WHAT IS ASKED ▸
Select the lines that hold the word "geheugenkaart" and copy each one.

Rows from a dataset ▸
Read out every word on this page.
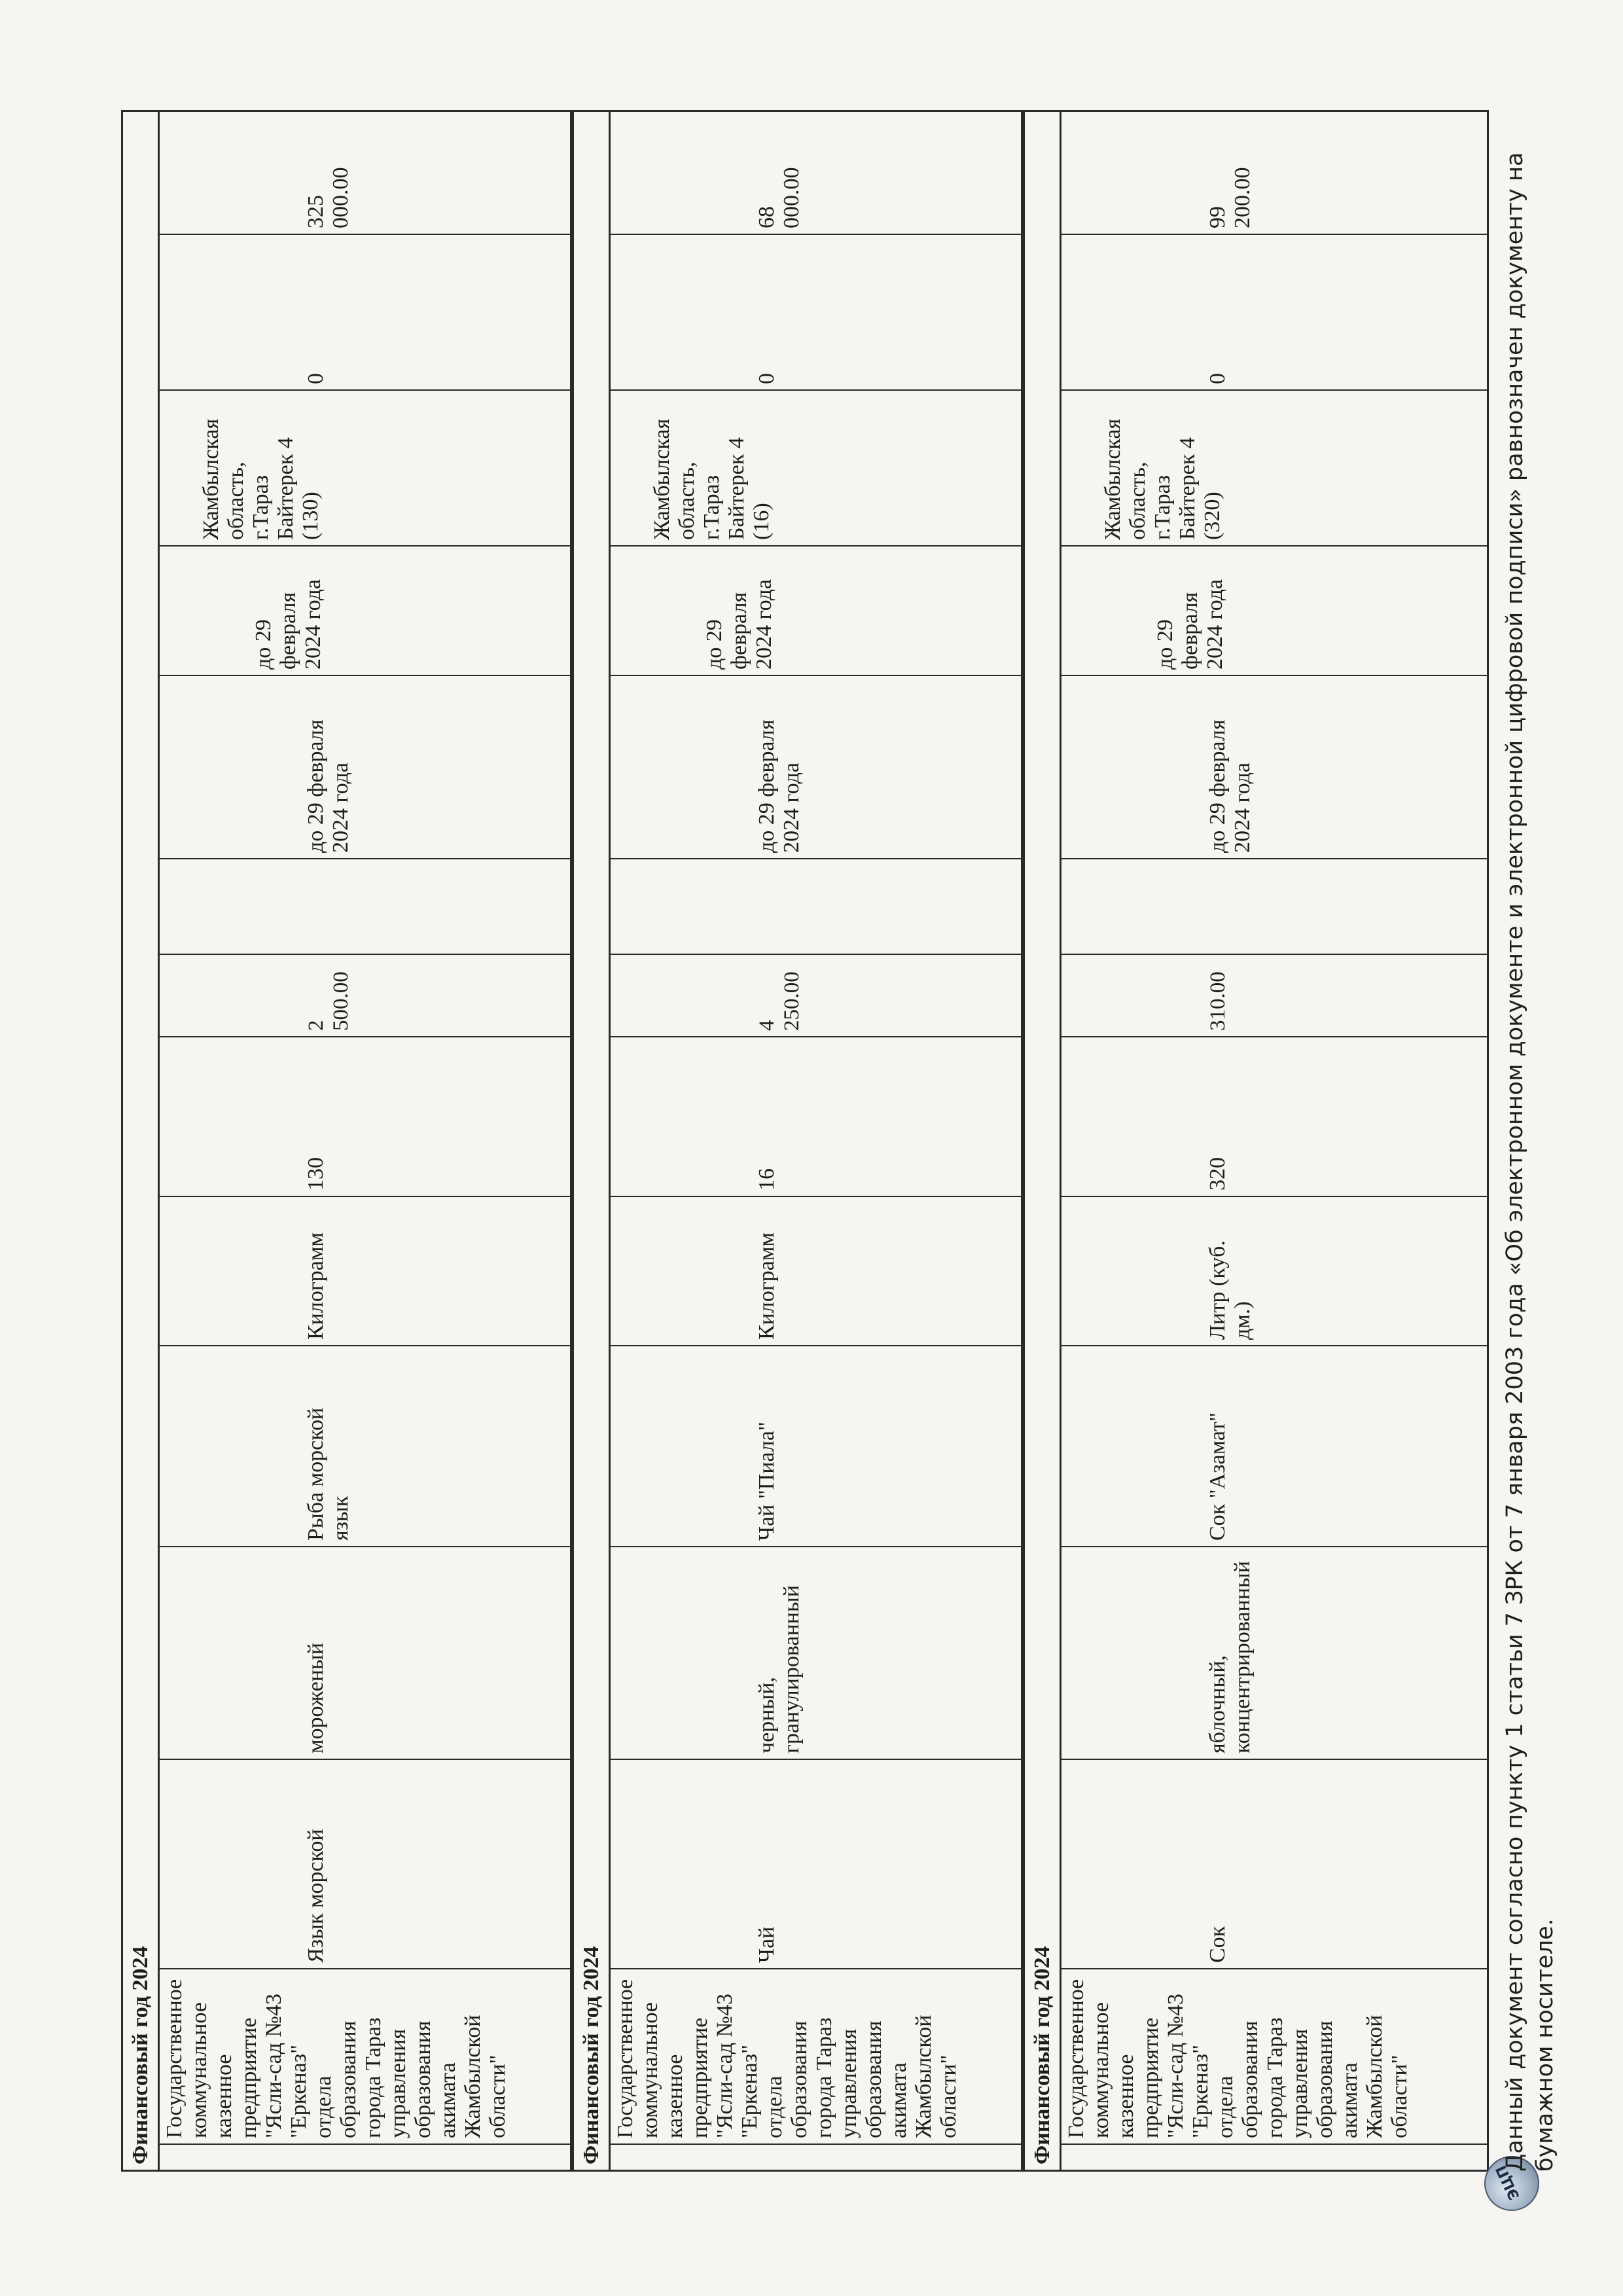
Финансовый год 2024 Государственное
коммунальное
казенное
предприятие
"Ясли-сад №43
"Еркеназ"
отдела
образования
города Тараз
управления
образования
акимата
Жамбылской
области"
Язык морской
мороженый
Рыба морской
язык
Килограмм
130
2
500.00
до 29 февраля
2024 года
до 29
февраля
2024 года
Жамбылская
область,
г.Тараз
Байтерек 4
(130)
0
325
000.00
Финансовый год 2024 Государственное
коммунальное
казенное
предприятие
"Ясли-сад №43
"Еркеназ"
отдела
образования
города Тараз
управления
образования
акимата
Жамбылской
области"
Чай
черный,
гранулированный
Чай "Пиала"
Килограмм
16
4
250.00
до 29 февраля
2024 года
до 29
февраля
2024 года
Жамбылская
область,
г.Тараз
Байтерек 4
(16)
0
68
000.00
Финансовый год 2024 Государственное
коммунальное
казенное
предприятие
"Ясли-сад №43
"Еркеназ"
отдела
образования
города Тараз
управления
образования
акимата
Жамбылской
области"
Сок
яблочный,
концентрированный
Сок "Азамат"
Литр (куб.
дм.)
320
310.00
до 29 февраля
2024 года
до 29
февраля
2024 года
Жамбылская
область,
г.Тараз
Байтерек 4
(320)
0
99
200.00
ЭЦП
Данный документ согласно пункту 1 статьи 7 ЗРК от 7 января 2003 года «Об электронном документе и электронной цифровой подписи» равнозначен документу на бумажном носителе.
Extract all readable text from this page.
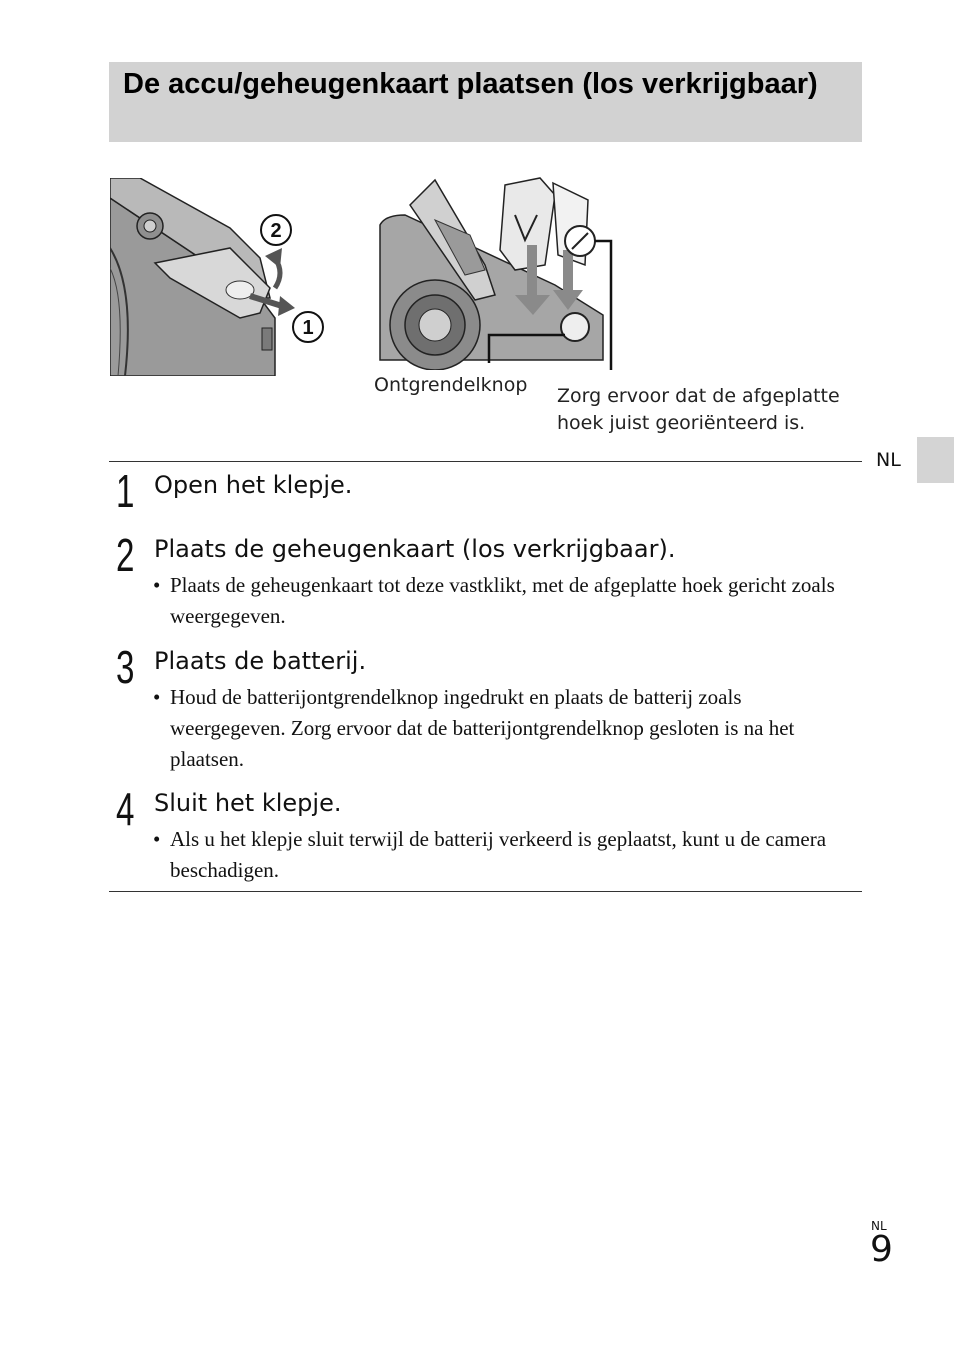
De accu/geheugenkaart plaatsen (los verkrijgbaar)
2
1
Ontgrendelknop Zorg ervoor dat de afgeplatte hoek juist georiënteerd is.
NL
1 Open het klepje.
2 Plaats de geheugenkaart (los verkrijgbaar).
• Plaats de geheugenkaart tot deze vastklikt, met de afgeplatte hoek gericht zoals weergegeven.
3 Plaats de batterij.
• Houd de batterijontgrendelknop ingedrukt en plaats de batterij zoals weergegeven. Zorg ervoor dat de batterijontgrendelknop gesloten is na het plaatsen.
4 Sluit het klepje.
• Als u het klepje sluit terwijl de batterij verkeerd is geplaatst, kunt u de camera beschadigen.
NL
9
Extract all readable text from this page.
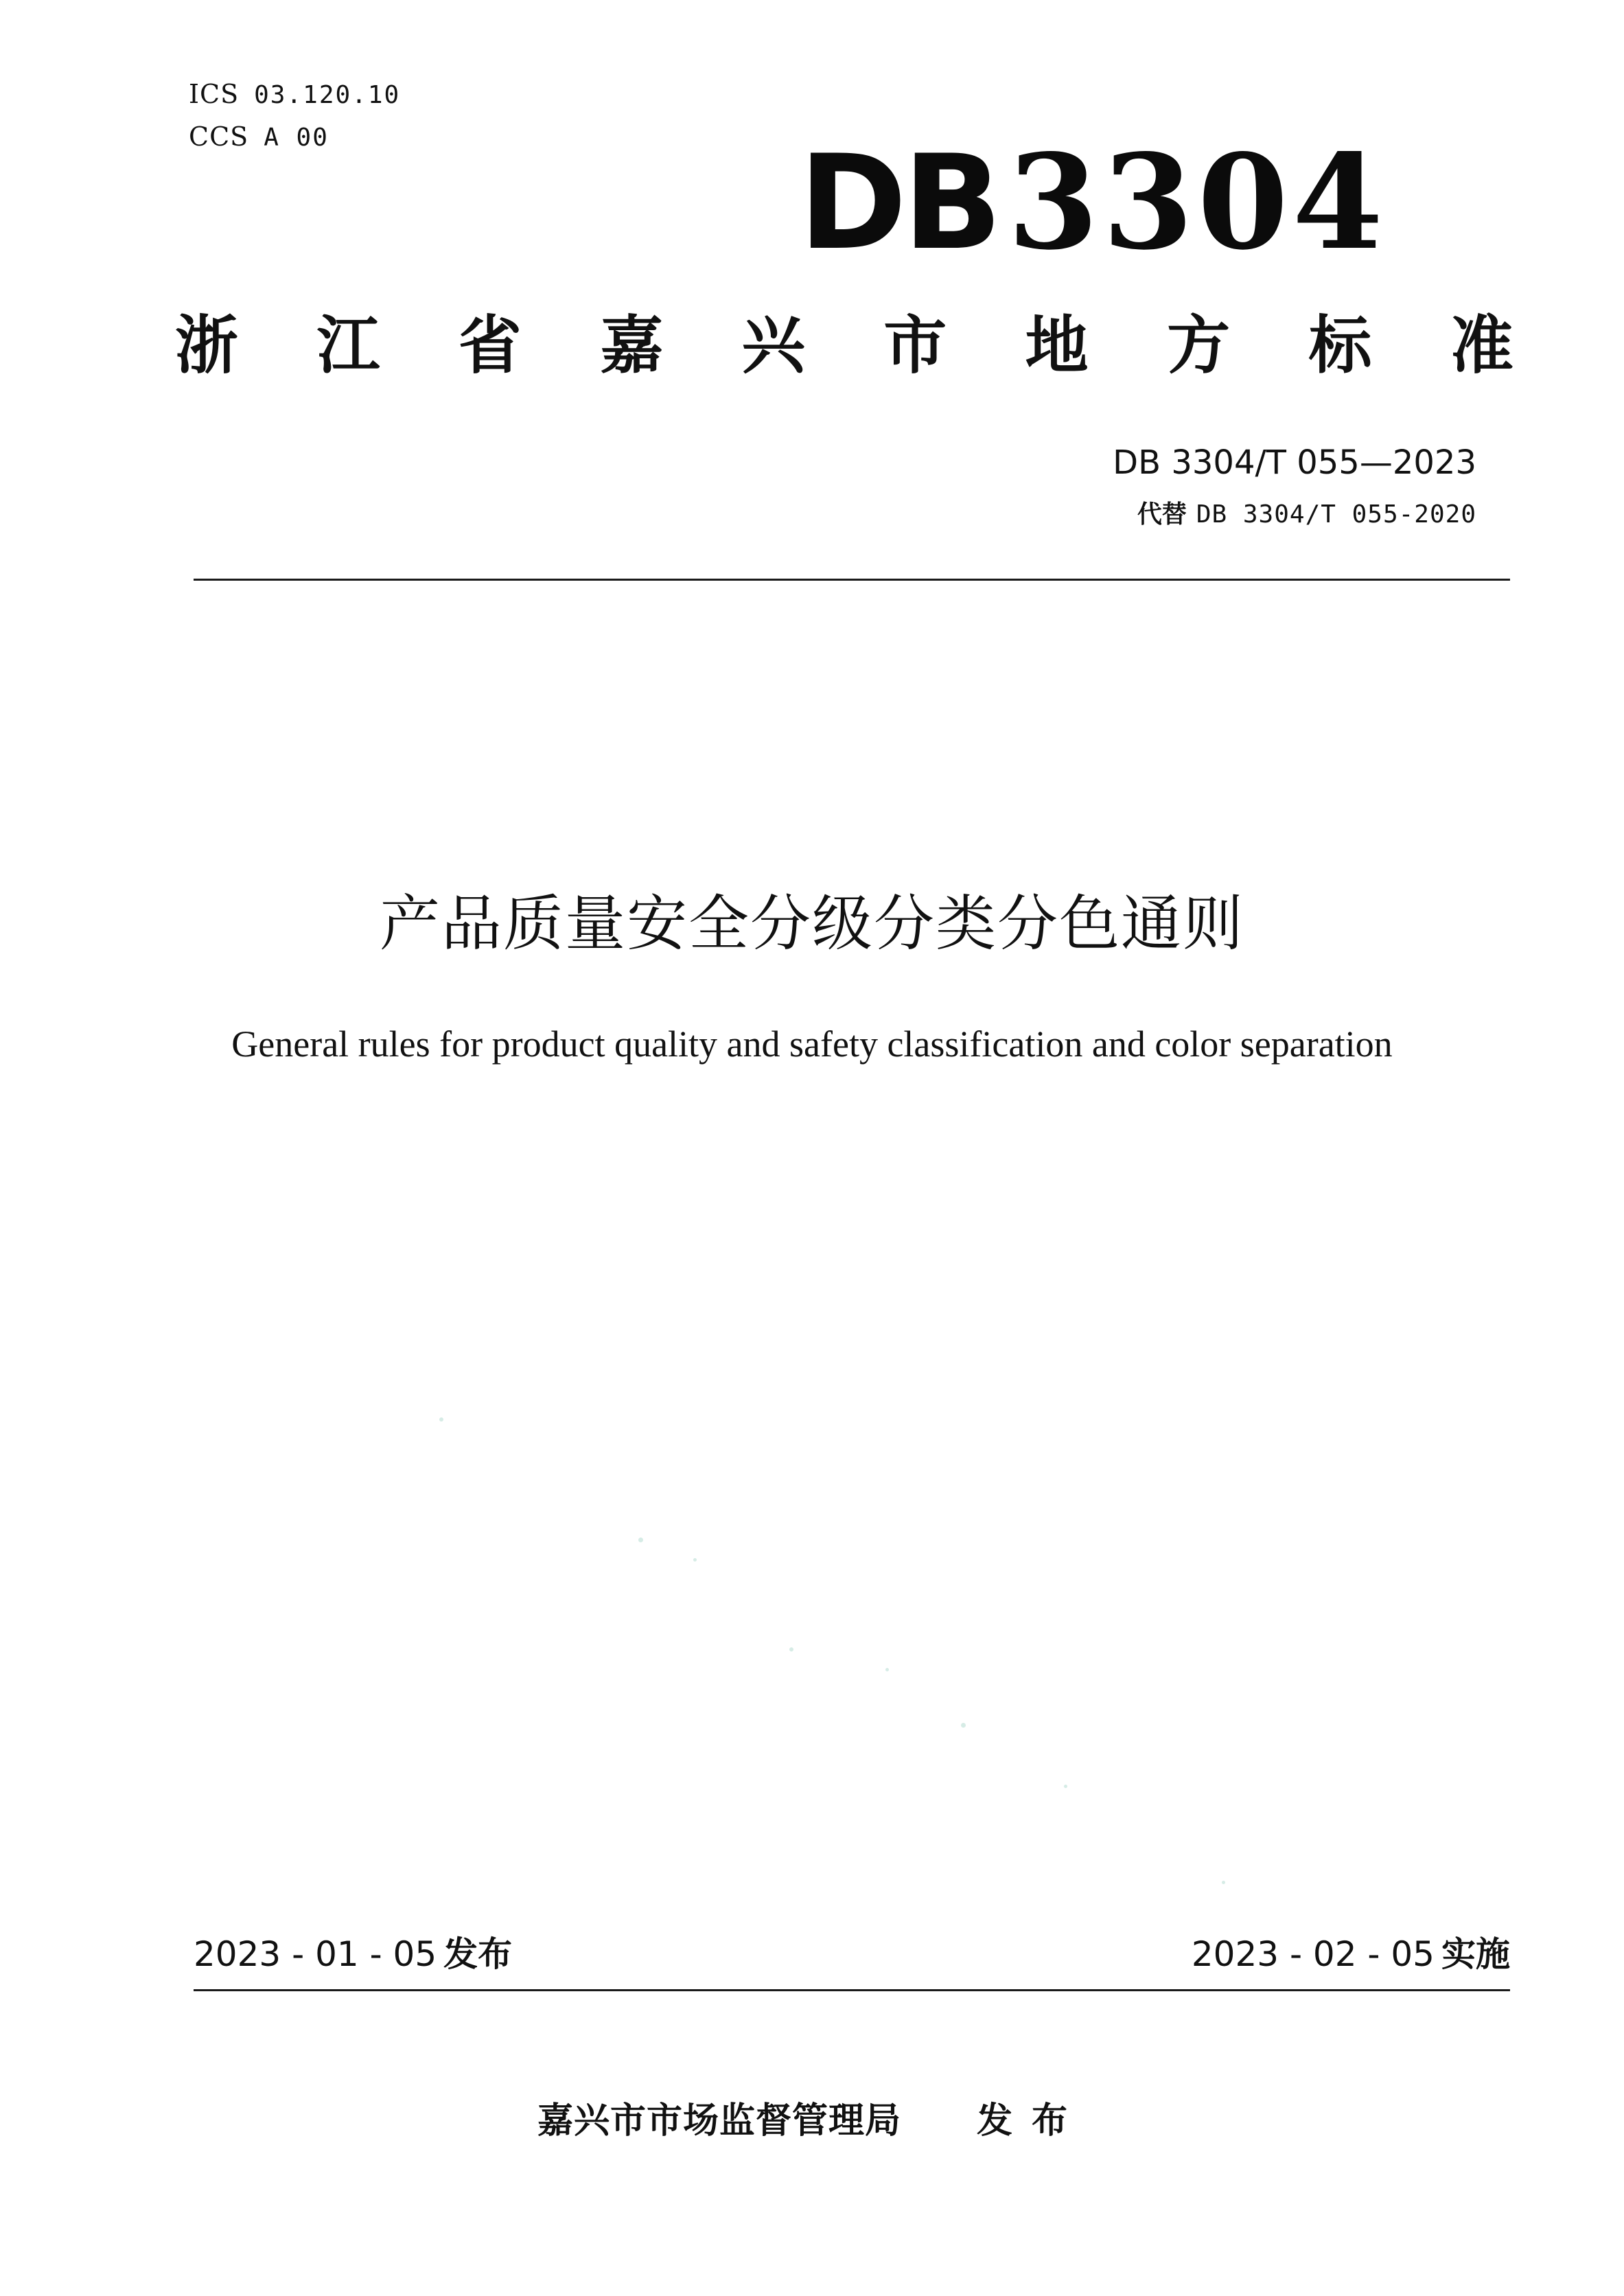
ICS 03.120.10
CCS A 00	DB3304
浙 江 省 嘉 兴 市 地 方 标 准
DB 3304/T 055—2023
代替 DB 3304/T 055-2020
产品质量安全分级分类分色通则
General rules for product quality and safety classification and color separation
2023 - 01 - 05 发布	2023 - 02 - 05 实施
嘉兴市市场监督管理局 发布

THE RESPONSE ▸
De accu/geheugenkaart plaatsen (los verkrijgbaar)
2 Plaats de geheugenkaart (los verkrijgbaar).
• Plaats de geheugenkaart tot deze vastklikt, met de afgeplatte hoek gericht zoals weergegeven.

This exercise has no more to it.